_PROBLEM REQUIREMENTS:_
Repeat the material exactly as it appears.

Dataset entries
►

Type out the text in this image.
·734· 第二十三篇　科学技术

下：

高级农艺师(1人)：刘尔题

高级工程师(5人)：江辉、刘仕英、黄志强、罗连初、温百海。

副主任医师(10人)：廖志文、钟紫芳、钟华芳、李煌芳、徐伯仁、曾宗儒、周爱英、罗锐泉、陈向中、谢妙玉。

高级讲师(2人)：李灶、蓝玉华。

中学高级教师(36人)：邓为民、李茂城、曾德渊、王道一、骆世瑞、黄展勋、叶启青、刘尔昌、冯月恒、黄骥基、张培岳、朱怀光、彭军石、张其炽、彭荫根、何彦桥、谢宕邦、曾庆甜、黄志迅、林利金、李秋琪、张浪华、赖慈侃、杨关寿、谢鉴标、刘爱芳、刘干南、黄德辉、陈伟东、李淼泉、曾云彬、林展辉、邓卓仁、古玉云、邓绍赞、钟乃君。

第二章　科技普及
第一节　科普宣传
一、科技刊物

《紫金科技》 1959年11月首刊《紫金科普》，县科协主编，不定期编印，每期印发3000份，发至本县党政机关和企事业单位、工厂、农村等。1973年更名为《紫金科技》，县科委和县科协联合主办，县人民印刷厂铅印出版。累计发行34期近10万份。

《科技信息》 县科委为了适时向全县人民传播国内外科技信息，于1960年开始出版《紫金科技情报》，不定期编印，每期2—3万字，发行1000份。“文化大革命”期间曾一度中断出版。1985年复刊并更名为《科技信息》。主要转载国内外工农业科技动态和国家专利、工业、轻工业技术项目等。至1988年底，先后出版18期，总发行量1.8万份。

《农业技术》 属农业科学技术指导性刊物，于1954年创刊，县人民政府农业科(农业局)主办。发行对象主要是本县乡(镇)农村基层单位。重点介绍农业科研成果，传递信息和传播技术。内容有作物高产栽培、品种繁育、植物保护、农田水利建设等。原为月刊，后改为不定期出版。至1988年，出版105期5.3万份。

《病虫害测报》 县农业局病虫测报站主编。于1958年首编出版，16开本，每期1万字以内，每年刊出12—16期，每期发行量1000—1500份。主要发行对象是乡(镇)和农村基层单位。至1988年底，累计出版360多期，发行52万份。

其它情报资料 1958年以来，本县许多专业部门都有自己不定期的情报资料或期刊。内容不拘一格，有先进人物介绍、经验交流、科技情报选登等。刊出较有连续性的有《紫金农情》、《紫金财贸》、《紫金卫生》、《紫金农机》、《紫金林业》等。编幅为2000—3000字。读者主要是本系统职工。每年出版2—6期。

◄

_FINISHED ANSWER:_
Type out the text in this image.
·734· 第二十三篇　科学技术

下：

高级农艺师(1人)：刘尔题

高级工程师(5人)：江辉、刘仕英、黄志强、罗连初、温百海。

副主任医师(10人)：廖志文、钟紫芳、钟华芳、李煌芳、徐伯仁、曾宗儒、周爱英、罗锐泉、陈向中、谢妙玉。

高级讲师(2人)：李灶、蓝玉华。

中学高级教师(36人)：邓为民、李茂城、曾德渊、王道一、骆世瑞、黄展勋、叶启青、刘尔昌、冯月恒、黄骥基、张培岳、朱怀光、彭军石、张其炽、彭荫根、何彦桥、谢宕邦、曾庆甜、黄志迅、林利金、李秋琪、张浪华、赖慈侃、杨关寿、谢鉴标、刘爱芳、刘干南、黄德辉、陈伟东、李淼泉、曾云彬、林展辉、邓卓仁、古玉云、邓绍赞、钟乃君。

第二章　科技普及
第一节　科普宣传
一、科技刊物

《紫金科技》 1959年11月首刊《紫金科普》，县科协主编，不定期编印，每期印发3000份，发至本县党政机关和企事业单位、工厂、农村等。1973年更名为《紫金科技》，县科委和县科协联合主办，县人民印刷厂铅印出版。累计发行34期近10万份。

《科技信息》 县科委为了适时向全县人民传播国内外科技信息，于1960年开始出版《紫金科技情报》，不定期编印，每期2—3万字，发行1000份。“文化大革命”期间曾一度中断出版。1985年复刊并更名为《科技信息》。主要转载国内外工农业科技动态和国家专利、工业、轻工业技术项目等。至1988年底，先后出版18期，总发行量1.8万份。

《农业技术》 属农业科学技术指导性刊物，于1954年创刊，县人民政府农业科(农业局)主办。发行对象主要是本县乡(镇)农村基层单位。重点介绍农业科研成果，传递信息和传播技术。内容有作物高产栽培、品种繁育、植物保护、农田水利建设等。原为月刊，后改为不定期出版。至1988年，出版105期5.3万份。

《病虫害测报》 县农业局病虫测报站主编。于1958年首编出版，16开本，每期1万字以内，每年刊出12—16期，每期发行量1000—1500份。主要发行对象是乡(镇)和农村基层单位。至1988年底，累计出版360多期，发行52万份。

其它情报资料 1958年以来，本县许多专业部门都有自己不定期的情报资料或期刊。内容不拘一格，有先进人物介绍、经验交流、科技情报选登等。刊出较有连续性的有《紫金农情》、《紫金财贸》、《紫金卫生》、《紫金农机》、《紫金林业》等。编幅为2000—3000字。读者主要是本系统职工。每年出版2—6期。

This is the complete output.